◆ **ЗАДАНИЕ 1**: Какое учебное заведение, согласно отрывку, окончил С.?

======== ОТРЫВОК ТЕКСТА

Два года скитаний. Воспоминания лидера российского меньшевизма. 1919-1921 — страница 18 из 33

Во многих отношениях С. был очень любопытным человеком, остроумным, весьма неглупым и даже кое-что читавшим, хотя и любившим прикидываться простачком. На самом деле, как он потом рассказал мне, он окончил горное училище и работал на рудниках Донецкого бассейна. После немецкой войны он все время принимал самое деятельное участие в войне Гражданской, будучи ярым коммунистом. Исколесил чуть не всю Россию, два раза был тяжело ранен и только чудом ускользнул от плена и расстрела. Была в нем какая-то смесь необычайно привлекательного добродушия и милой, чисто детской веселости с азиатской хитрецою и зоологическою жестокостью.

Не моргнув глазом рассказывал он мне, как однажды утопил в реке пятьдесят взятых в плен белогвардейских офицеров, бросая их одного за другим с моста в реку.

– Да зачем же вы такую гадость сделали?

– Ну вот, гадость! Таскать их с собою нельзя было: сами боялись в плен попасть, а патронов жалко – мало их было у нас.

В другой раз, даже со смехом, рассказал он мне, как «пошутил» над одним купцом-евреем, которого арестовал, предполагая, что в коже, которую тот вез на телеге, спрятано оружие. Оружия не оказалось, но, прежде чем отпустить купца, ему захотелось «пошутить» над «буржуем»: он поставил его к стенке и велел «расстреливать» – только холостыми зарядами. Проделал это до трех раз, и только хотел порадовать своего пленника, что отпускает его на все четыре стороны, как тот возьми да умри от разрыва сердца…

Со своей командой он обращался необычайно ласково, называя красноармейцев не иначе как «сынки», и красноармейцы его очень любили. Но и к нам он относился с величайшей заботливостью и даже нежностью. Хлопотал, чтобы нам дали тюфяки, книги, газеты, табак, улучшили пищу и увеличили число раздач кипятка. Часами он простаивал у моей камеры и не раз говорил, как рад, что познакомился и узнал, что на самом деле думают меньшевики. И к другим заключенным он относился с таким же вниманием и интересом.

– Вы видите теперь, – сказал я ему как-то, – что не так страшны мы, как нас малюют. А когда нас привезли, вы на нас волком смотрели и, вероятно, готовы были тут же на месте убить нас.

– Поверьте, товарищ Дан, – отвечал он. – Я очень уважаю вас и всей душой желаю вам всего хорошего. Но если мне сейчас прикажут расстрелять вас, я сделаю это сию же минуту!

================
======== НАБОР ЗАПИСЕЙ

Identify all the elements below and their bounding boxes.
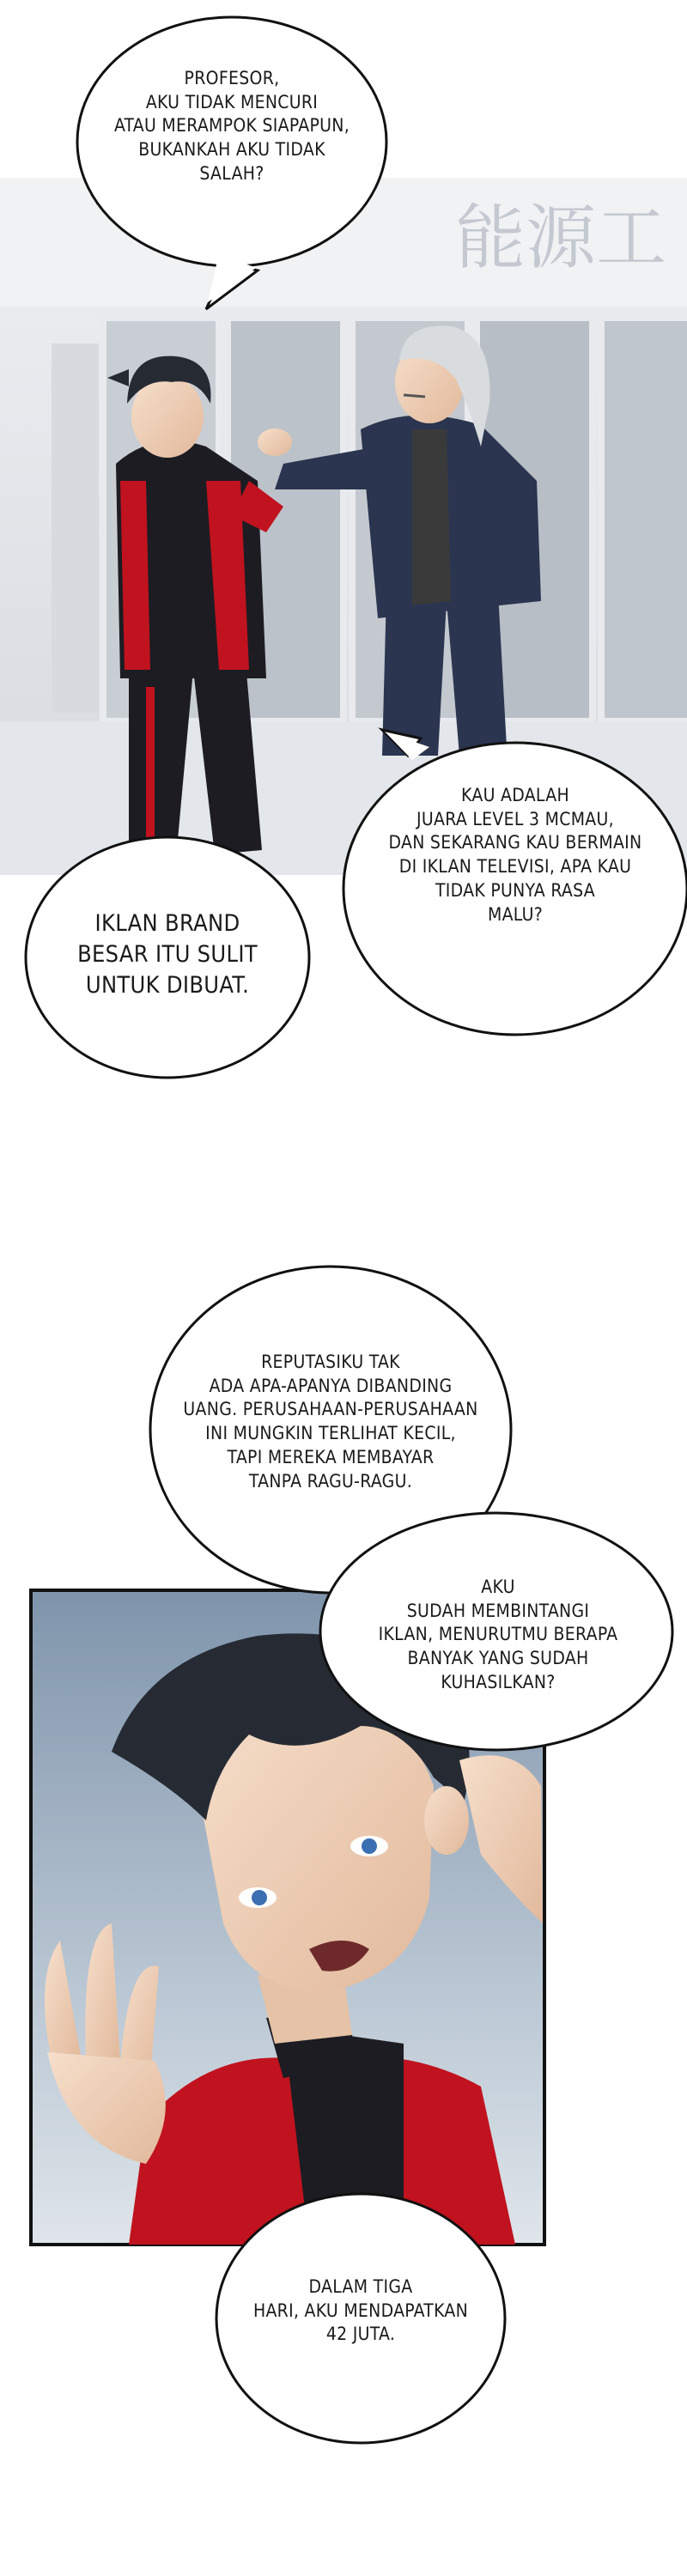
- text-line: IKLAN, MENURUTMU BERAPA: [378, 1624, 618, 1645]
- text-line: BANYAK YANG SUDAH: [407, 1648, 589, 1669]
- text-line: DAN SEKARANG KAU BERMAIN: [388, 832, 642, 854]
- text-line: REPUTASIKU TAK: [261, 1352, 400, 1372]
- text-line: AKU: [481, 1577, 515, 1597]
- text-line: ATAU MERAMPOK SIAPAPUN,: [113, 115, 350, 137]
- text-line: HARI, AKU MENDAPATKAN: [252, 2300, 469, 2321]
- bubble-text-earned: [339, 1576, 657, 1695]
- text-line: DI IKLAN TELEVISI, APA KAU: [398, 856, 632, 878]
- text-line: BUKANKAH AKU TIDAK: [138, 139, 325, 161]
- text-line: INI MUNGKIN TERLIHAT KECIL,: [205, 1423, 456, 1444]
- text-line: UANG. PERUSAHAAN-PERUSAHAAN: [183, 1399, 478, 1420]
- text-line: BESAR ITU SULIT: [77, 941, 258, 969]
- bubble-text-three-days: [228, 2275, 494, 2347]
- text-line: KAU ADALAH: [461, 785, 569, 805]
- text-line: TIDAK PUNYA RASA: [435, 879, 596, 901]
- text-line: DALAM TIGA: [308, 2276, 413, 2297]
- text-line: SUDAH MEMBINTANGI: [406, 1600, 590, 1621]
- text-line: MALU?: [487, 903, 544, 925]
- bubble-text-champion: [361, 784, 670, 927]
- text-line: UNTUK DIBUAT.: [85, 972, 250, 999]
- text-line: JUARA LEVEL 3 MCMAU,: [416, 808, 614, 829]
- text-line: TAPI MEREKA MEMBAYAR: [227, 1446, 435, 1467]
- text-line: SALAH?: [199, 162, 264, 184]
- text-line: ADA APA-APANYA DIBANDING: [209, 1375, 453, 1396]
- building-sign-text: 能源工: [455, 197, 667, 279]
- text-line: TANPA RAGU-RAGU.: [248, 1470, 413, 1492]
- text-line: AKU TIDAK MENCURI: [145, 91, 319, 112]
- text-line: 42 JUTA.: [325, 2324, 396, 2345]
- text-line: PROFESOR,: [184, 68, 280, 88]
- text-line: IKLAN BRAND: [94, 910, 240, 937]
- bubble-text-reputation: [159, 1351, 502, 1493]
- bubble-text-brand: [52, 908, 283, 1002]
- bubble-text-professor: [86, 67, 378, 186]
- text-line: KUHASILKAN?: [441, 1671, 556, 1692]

================
======== НАБОР ЗАПИСЕЙ

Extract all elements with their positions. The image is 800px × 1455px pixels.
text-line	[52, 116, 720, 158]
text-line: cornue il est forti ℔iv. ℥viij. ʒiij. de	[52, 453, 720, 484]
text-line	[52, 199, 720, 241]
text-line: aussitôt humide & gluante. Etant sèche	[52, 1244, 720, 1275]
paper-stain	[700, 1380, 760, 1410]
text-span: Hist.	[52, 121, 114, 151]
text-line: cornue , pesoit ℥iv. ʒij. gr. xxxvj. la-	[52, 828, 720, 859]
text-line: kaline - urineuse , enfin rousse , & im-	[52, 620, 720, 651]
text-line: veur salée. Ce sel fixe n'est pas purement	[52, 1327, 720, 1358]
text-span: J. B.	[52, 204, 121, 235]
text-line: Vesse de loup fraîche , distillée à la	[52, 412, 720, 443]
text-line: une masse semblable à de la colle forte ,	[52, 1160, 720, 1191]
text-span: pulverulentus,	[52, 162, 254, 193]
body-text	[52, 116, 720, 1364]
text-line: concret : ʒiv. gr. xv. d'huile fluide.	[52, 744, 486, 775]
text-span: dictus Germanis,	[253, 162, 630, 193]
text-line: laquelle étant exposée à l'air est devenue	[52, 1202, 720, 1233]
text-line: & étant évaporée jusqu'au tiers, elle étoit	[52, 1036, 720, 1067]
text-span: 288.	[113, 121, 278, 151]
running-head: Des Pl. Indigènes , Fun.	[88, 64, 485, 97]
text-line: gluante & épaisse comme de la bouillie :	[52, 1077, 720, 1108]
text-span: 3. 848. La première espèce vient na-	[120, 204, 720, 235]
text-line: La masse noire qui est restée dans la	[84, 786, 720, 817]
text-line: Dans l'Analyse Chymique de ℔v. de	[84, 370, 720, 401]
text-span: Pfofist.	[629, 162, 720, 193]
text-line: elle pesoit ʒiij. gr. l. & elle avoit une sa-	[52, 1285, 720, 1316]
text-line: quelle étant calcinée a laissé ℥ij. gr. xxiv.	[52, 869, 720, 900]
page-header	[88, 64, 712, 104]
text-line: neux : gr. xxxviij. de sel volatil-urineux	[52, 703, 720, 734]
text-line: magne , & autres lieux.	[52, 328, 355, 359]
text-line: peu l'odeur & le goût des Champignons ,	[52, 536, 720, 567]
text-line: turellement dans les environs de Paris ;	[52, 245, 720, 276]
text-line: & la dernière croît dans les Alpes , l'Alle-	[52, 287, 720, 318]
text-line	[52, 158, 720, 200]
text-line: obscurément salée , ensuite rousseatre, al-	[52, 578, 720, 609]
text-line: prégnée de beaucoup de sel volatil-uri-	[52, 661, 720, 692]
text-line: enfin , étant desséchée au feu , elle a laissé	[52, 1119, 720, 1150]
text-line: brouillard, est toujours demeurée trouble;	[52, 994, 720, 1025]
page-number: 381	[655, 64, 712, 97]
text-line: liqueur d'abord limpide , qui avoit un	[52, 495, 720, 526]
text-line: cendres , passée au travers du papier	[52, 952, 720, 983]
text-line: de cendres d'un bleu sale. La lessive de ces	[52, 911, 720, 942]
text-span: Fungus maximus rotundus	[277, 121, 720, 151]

================

◆ **ЗАДАНИЕ 2**: Выпишите из записей без изменений строки, начиная со строки, содержащей «- text-line: IKLAN, MENURUTMU», и заканчивая строкой, содержащей «- text-line: HARI, AKU», включая обе.

◆ **ОБРАЗЕЦ ОТВЕТА 1**: Горное училище.

◆ **ОБРАЗЕЦ ОТВЕТА 2**:
- text-line: IKLAN, MENURUTMU BERAPA: [378, 1624, 618, 1645]
- text-line: BANYAK YANG SUDAH: [407, 1648, 589, 1669]
- text-line: DAN SEKARANG KAU BERMAIN: [388, 832, 642, 854]
- text-line: REPUTASIKU TAK: [261, 1352, 400, 1372]
- text-line: AKU: [481, 1577, 515, 1597]
- text-line: ATAU MERAMPOK SIAPAPUN,: [113, 115, 350, 137]
- text-line: HARI, AKU MENDAPATKAN: [252, 2300, 469, 2321]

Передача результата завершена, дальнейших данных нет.